Pictures aside, repeat every entry exactly.

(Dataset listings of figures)
** start **
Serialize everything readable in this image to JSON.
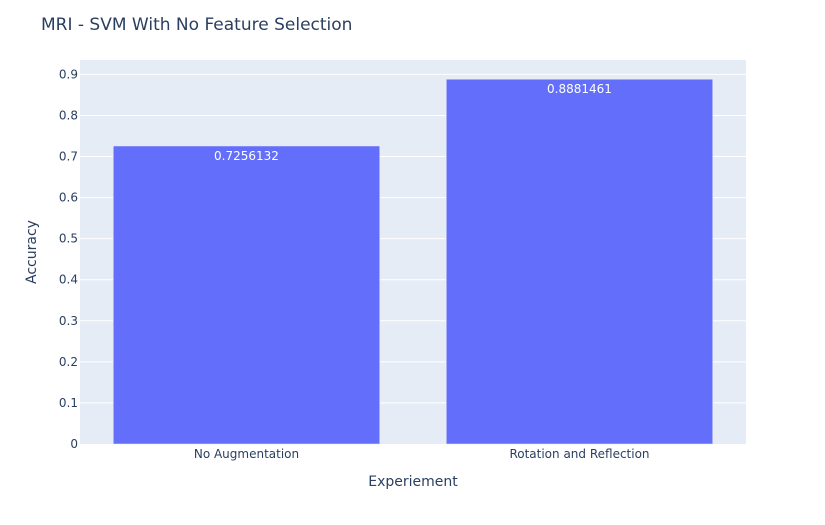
{
  "chart_data": {
    "type": "bar",
    "title": "MRI - SVM With No Feature Selection",
    "xlabel": "Experiement",
    "ylabel": "Accuracy",
    "categories": [
      "No Augmentation",
      "Rotation and Reflection"
    ],
    "values": [
      0.7256132,
      0.8881461
    ],
    "value_labels": [
      "0.7256132",
      "0.8881461"
    ],
    "ylim": [
      0,
      0.935
    ],
    "yticks": [
      0,
      0.1,
      0.2,
      0.3,
      0.4,
      0.5,
      0.6,
      0.7,
      0.8,
      0.9
    ],
    "ytick_labels": [
      "0",
      "0.1",
      "0.2",
      "0.3",
      "0.4",
      "0.5",
      "0.6",
      "0.7",
      "0.8",
      "0.9"
    ],
    "grid": true,
    "legend": "none",
    "colors": {
      "bar": "#636efa",
      "plot_bg": "#e5ecf6",
      "grid": "#ffffff",
      "text": "#2a3f5f"
    }
  }
}
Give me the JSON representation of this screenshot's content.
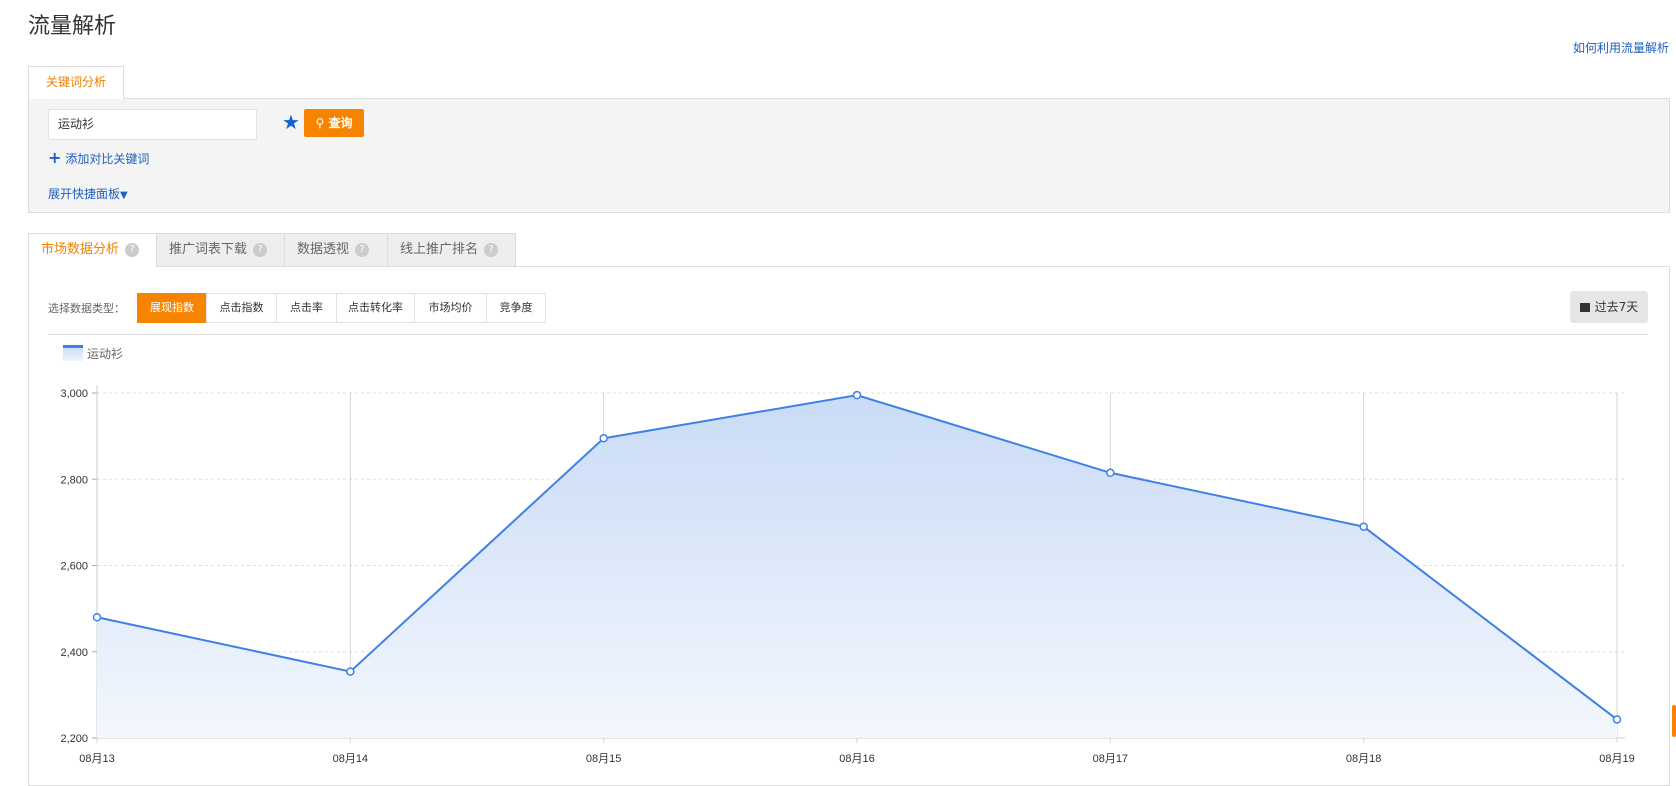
{
  "page": {
    "title": "流量解析",
    "help_link": "如何利用流量解析"
  },
  "keyword_panel": {
    "tab_label": "关键词分析",
    "input_value": "运动衫",
    "favorite_icon": "star-icon",
    "query_label": "查询",
    "add_compare_label": "添加对比关键词",
    "expand_label": "展开快捷面板"
  },
  "tabs": [
    {
      "label": "市场数据分析",
      "active": true
    },
    {
      "label": "推广词表下载",
      "active": false
    },
    {
      "label": "数据透视",
      "active": false
    },
    {
      "label": "线上推广排名",
      "active": false
    }
  ],
  "data_type": {
    "label": "选择数据类型：",
    "options": [
      "展现指数",
      "点击指数",
      "点击率",
      "点击转化率",
      "市场均价",
      "竞争度"
    ],
    "selected": "展现指数"
  },
  "date_range": {
    "label": "过去7天"
  },
  "colors": {
    "accent": "#f78400",
    "link": "#1f5fbf",
    "series": "#3f80e6"
  },
  "chart_data": {
    "type": "area",
    "categories": [
      "08月13",
      "08月14",
      "08月15",
      "08月16",
      "08月17",
      "08月18",
      "08月19"
    ],
    "series": [
      {
        "name": "运动衫",
        "values": [
          2480,
          2354,
          2895,
          2995,
          2815,
          2690,
          2243
        ]
      }
    ],
    "yticks": [
      "2,200",
      "2,400",
      "2,600",
      "2,800",
      "3,000"
    ],
    "ylim": [
      2200,
      3000
    ],
    "grid": true,
    "legend": "top-left"
  }
}
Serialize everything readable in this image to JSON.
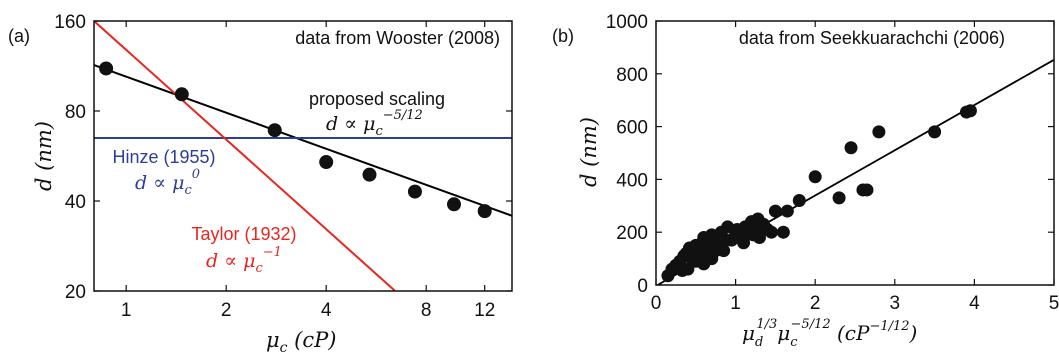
{
  "chart_data": [
    {
      "panel_label": "(a)",
      "type": "scatter",
      "x_scale": "log",
      "y_scale": "log",
      "xlim": [
        0.8,
        14.5
      ],
      "ylim": [
        20,
        160
      ],
      "xticks": [
        1,
        2,
        4,
        8,
        12
      ],
      "yticks": [
        20,
        40,
        80,
        160
      ],
      "xlabel": "μc (cP)",
      "ylabel": "d (nm)",
      "annotation": "data from Wooster (2008)",
      "series": [
        {
          "name": "data",
          "x": [
            0.87,
            1.47,
            2.8,
            4.0,
            5.4,
            7.4,
            9.7,
            12.0
          ],
          "y": [
            111,
            91,
            69,
            54,
            49,
            43,
            39,
            37
          ]
        },
        {
          "name": "proposed scaling",
          "relation": "d ∝ μc^(-5/12)",
          "color": "#000000",
          "x": [
            0.8,
            14.5
          ],
          "y": [
            114,
            35.7
          ]
        },
        {
          "name": "Hinze (1955)",
          "relation": "d ∝ μc^0",
          "color": "#2f3d99",
          "x": [
            0.8,
            14.5
          ],
          "y": [
            65,
            65
          ]
        },
        {
          "name": "Taylor (1932)",
          "relation": "d ∝ μc^-1",
          "color": "#e8261e",
          "x": [
            0.8,
            6.45
          ],
          "y": [
            160,
            20
          ]
        }
      ]
    },
    {
      "panel_label": "(b)",
      "type": "scatter",
      "xlim": [
        0,
        5
      ],
      "ylim": [
        0,
        1000
      ],
      "xticks": [
        0,
        1,
        2,
        3,
        4,
        5
      ],
      "yticks": [
        0,
        200,
        400,
        600,
        800,
        1000
      ],
      "xlabel": "μd^(1/3) μc^(-5/12) (cP^(-1/12))",
      "ylabel": "d (nm)",
      "annotation": "data from Seekkuarachchi (2006)",
      "series": [
        {
          "name": "data",
          "x": [
            0.15,
            0.2,
            0.25,
            0.3,
            0.33,
            0.35,
            0.38,
            0.4,
            0.42,
            0.45,
            0.48,
            0.5,
            0.5,
            0.55,
            0.58,
            0.6,
            0.6,
            0.62,
            0.65,
            0.68,
            0.7,
            0.7,
            0.72,
            0.75,
            0.78,
            0.8,
            0.82,
            0.85,
            0.88,
            0.9,
            0.95,
            1.0,
            1.02,
            1.05,
            1.1,
            1.12,
            1.15,
            1.2,
            1.22,
            1.25,
            1.28,
            1.3,
            1.35,
            1.4,
            1.45,
            1.5,
            1.6,
            1.65,
            1.8,
            2.0,
            2.3,
            2.45,
            2.6,
            2.65,
            2.8,
            3.5,
            3.9,
            3.95
          ],
          "y": [
            35,
            60,
            75,
            90,
            55,
            110,
            120,
            60,
            140,
            100,
            130,
            150,
            90,
            110,
            160,
            80,
            180,
            140,
            120,
            170,
            100,
            190,
            150,
            130,
            180,
            160,
            200,
            130,
            170,
            220,
            170,
            190,
            210,
            180,
            160,
            220,
            200,
            240,
            190,
            210,
            250,
            180,
            230,
            210,
            200,
            280,
            200,
            280,
            320,
            410,
            330,
            520,
            360,
            360,
            580,
            580,
            655,
            660
          ]
        },
        {
          "name": "fit",
          "color": "#000000",
          "x": [
            0.02,
            5.0
          ],
          "y": [
            0,
            853
          ]
        }
      ]
    }
  ],
  "ui": {
    "a": {
      "panel_label": "(a)",
      "annotation": "data from Wooster (2008)",
      "proposed_label": "proposed scaling",
      "proposed_base": "d ∝ μ",
      "proposed_sub": "c",
      "proposed_sup": "−5/12",
      "hinze_label": "Hinze (1955)",
      "hinze_base": "d ∝ μ",
      "hinze_sub": "c",
      "hinze_sup": "0",
      "taylor_label": "Taylor (1932)",
      "taylor_base": "d ∝ μ",
      "taylor_sub": "c",
      "taylor_sup": "−1",
      "xlabel_base": "μ",
      "xlabel_sub": "c",
      "xlabel_unit": " (cP)",
      "ylabel": "d (nm)"
    },
    "b": {
      "panel_label": "(b)",
      "annotation": "data from Seekkuarachchi (2006)",
      "xlabel_mu1": "μ",
      "xlabel_sub1": "d",
      "xlabel_sup1": "1/3",
      "xlabel_mu2": "μ",
      "xlabel_sub2": "c",
      "xlabel_sup2": "−5/12",
      "xlabel_unit_open": " (cP",
      "xlabel_unit_sup": "−1/12",
      "xlabel_unit_close": ")",
      "ylabel": "d (nm)"
    },
    "colors": {
      "proposed": "#000000",
      "hinze": "#2f3d99",
      "taylor": "#e8261e"
    }
  }
}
** end **
Solution to this problem:
Serialize everything readable in this image to JSON.
{
  "chart_data": {
    "type": "bar",
    "title": "MRI - SVM With No Feature Selection",
    "xlabel": "Experiement",
    "ylabel": "Accuracy",
    "categories": [
      "No Augmentation",
      "Rotation and Reflection"
    ],
    "values": [
      0.7256132,
      0.8881461
    ],
    "value_labels": [
      "0.7256132",
      "0.8881461"
    ],
    "ylim": [
      0,
      0.935
    ],
    "yticks": [
      0,
      0.1,
      0.2,
      0.3,
      0.4,
      0.5,
      0.6,
      0.7,
      0.8,
      0.9
    ],
    "ytick_labels": [
      "0",
      "0.1",
      "0.2",
      "0.3",
      "0.4",
      "0.5",
      "0.6",
      "0.7",
      "0.8",
      "0.9"
    ],
    "grid": true,
    "legend": "none",
    "colors": {
      "bar": "#636efa",
      "plot_bg": "#e5ecf6",
      "grid": "#ffffff",
      "text": "#2a3f5f"
    }
  }
}
Give me the JSON representation of this screenshot's content.
{
  "page": {
    "title": "流量解析",
    "help_link": "如何利用流量解析"
  },
  "keyword_panel": {
    "tab_label": "关键词分析",
    "input_value": "运动衫",
    "favorite_icon": "star-icon",
    "query_label": "查询",
    "add_compare_label": "添加对比关键词",
    "expand_label": "展开快捷面板"
  },
  "tabs": [
    {
      "label": "市场数据分析",
      "active": true
    },
    {
      "label": "推广词表下载",
      "active": false
    },
    {
      "label": "数据透视",
      "active": false
    },
    {
      "label": "线上推广排名",
      "active": false
    }
  ],
  "data_type": {
    "label": "选择数据类型：",
    "options": [
      "展现指数",
      "点击指数",
      "点击率",
      "点击转化率",
      "市场均价",
      "竞争度"
    ],
    "selected": "展现指数"
  },
  "date_range": {
    "label": "过去7天"
  },
  "colors": {
    "accent": "#f78400",
    "link": "#1f5fbf",
    "series": "#3f80e6"
  },
  "chart_data": {
    "type": "area",
    "categories": [
      "08月13",
      "08月14",
      "08月15",
      "08月16",
      "08月17",
      "08月18",
      "08月19"
    ],
    "series": [
      {
        "name": "运动衫",
        "values": [
          2480,
          2354,
          2895,
          2995,
          2815,
          2690,
          2243
        ]
      }
    ],
    "yticks": [
      "2,200",
      "2,400",
      "2,600",
      "2,800",
      "3,000"
    ],
    "ylim": [
      2200,
      3000
    ],
    "grid": true,
    "legend": "top-left"
  }
}
Serialize everything readable in this image to JSON.
{
  "chart_data": [
    {
      "panel_label": "(a)",
      "type": "scatter",
      "x_scale": "log",
      "y_scale": "log",
      "xlim": [
        0.8,
        14.5
      ],
      "ylim": [
        20,
        160
      ],
      "xticks": [
        1,
        2,
        4,
        8,
        12
      ],
      "yticks": [
        20,
        40,
        80,
        160
      ],
      "xlabel": "μc (cP)",
      "ylabel": "d (nm)",
      "annotation": "data from Wooster (2008)",
      "series": [
        {
          "name": "data",
          "x": [
            0.87,
            1.47,
            2.8,
            4.0,
            5.4,
            7.4,
            9.7,
            12.0
          ],
          "y": [
            111,
            91,
            69,
            54,
            49,
            43,
            39,
            37
          ]
        },
        {
          "name": "proposed scaling",
          "relation": "d ∝ μc^(-5/12)",
          "color": "#000000",
          "x": [
            0.8,
            14.5
          ],
          "y": [
            114,
            35.7
          ]
        },
        {
          "name": "Hinze (1955)",
          "relation": "d ∝ μc^0",
          "color": "#2f3d99",
          "x": [
            0.8,
            14.5
          ],
          "y": [
            65,
            65
          ]
        },
        {
          "name": "Taylor (1932)",
          "relation": "d ∝ μc^-1",
          "color": "#e8261e",
          "x": [
            0.8,
            6.45
          ],
          "y": [
            160,
            20
          ]
        }
      ]
    },
    {
      "panel_label": "(b)",
      "type": "scatter",
      "xlim": [
        0,
        5
      ],
      "ylim": [
        0,
        1000
      ],
      "xticks": [
        0,
        1,
        2,
        3,
        4,
        5
      ],
      "yticks": [
        0,
        200,
        400,
        600,
        800,
        1000
      ],
      "xlabel": "μd^(1/3) μc^(-5/12) (cP^(-1/12))",
      "ylabel": "d (nm)",
      "annotation": "data from Seekkuarachchi (2006)",
      "series": [
        {
          "name": "data",
          "x": [
            0.15,
            0.2,
            0.25,
            0.3,
            0.33,
            0.35,
            0.38,
            0.4,
            0.42,
            0.45,
            0.48,
            0.5,
            0.5,
            0.55,
            0.58,
            0.6,
            0.6,
            0.62,
            0.65,
            0.68,
            0.7,
            0.7,
            0.72,
            0.75,
            0.78,
            0.8,
            0.82,
            0.85,
            0.88,
            0.9,
            0.95,
            1.0,
            1.02,
            1.05,
            1.1,
            1.12,
            1.15,
            1.2,
            1.22,
            1.25,
            1.28,
            1.3,
            1.35,
            1.4,
            1.45,
            1.5,
            1.6,
            1.65,
            1.8,
            2.0,
            2.3,
            2.45,
            2.6,
            2.65,
            2.8,
            3.5,
            3.9,
            3.95
          ],
          "y": [
            35,
            60,
            75,
            90,
            55,
            110,
            120,
            60,
            140,
            100,
            130,
            150,
            90,
            110,
            160,
            80,
            180,
            140,
            120,
            170,
            100,
            190,
            150,
            130,
            180,
            160,
            200,
            130,
            170,
            220,
            170,
            190,
            210,
            180,
            160,
            220,
            200,
            240,
            190,
            210,
            250,
            180,
            230,
            210,
            200,
            280,
            200,
            280,
            320,
            410,
            330,
            520,
            360,
            360,
            580,
            580,
            655,
            660
          ]
        },
        {
          "name": "fit",
          "color": "#000000",
          "x": [
            0.02,
            5.0
          ],
          "y": [
            0,
            853
          ]
        }
      ]
    }
  ],
  "ui": {
    "a": {
      "panel_label": "(a)",
      "annotation": "data from Wooster (2008)",
      "proposed_label": "proposed scaling",
      "proposed_base": "d ∝ μ",
      "proposed_sub": "c",
      "proposed_sup": "−5/12",
      "hinze_label": "Hinze (1955)",
      "hinze_base": "d ∝ μ",
      "hinze_sub": "c",
      "hinze_sup": "0",
      "taylor_label": "Taylor (1932)",
      "taylor_base": "d ∝ μ",
      "taylor_sub": "c",
      "taylor_sup": "−1",
      "xlabel_base": "μ",
      "xlabel_sub": "c",
      "xlabel_unit": " (cP)",
      "ylabel": "d (nm)"
    },
    "b": {
      "panel_label": "(b)",
      "annotation": "data from Seekkuarachchi (2006)",
      "xlabel_mu1": "μ",
      "xlabel_sub1": "d",
      "xlabel_sup1": "1/3",
      "xlabel_mu2": "μ",
      "xlabel_sub2": "c",
      "xlabel_sup2": "−5/12",
      "xlabel_unit_open": " (cP",
      "xlabel_unit_sup": "−1/12",
      "xlabel_unit_close": ")",
      "ylabel": "d (nm)"
    },
    "colors": {
      "proposed": "#000000",
      "hinze": "#2f3d99",
      "taylor": "#e8261e"
    }
  }
}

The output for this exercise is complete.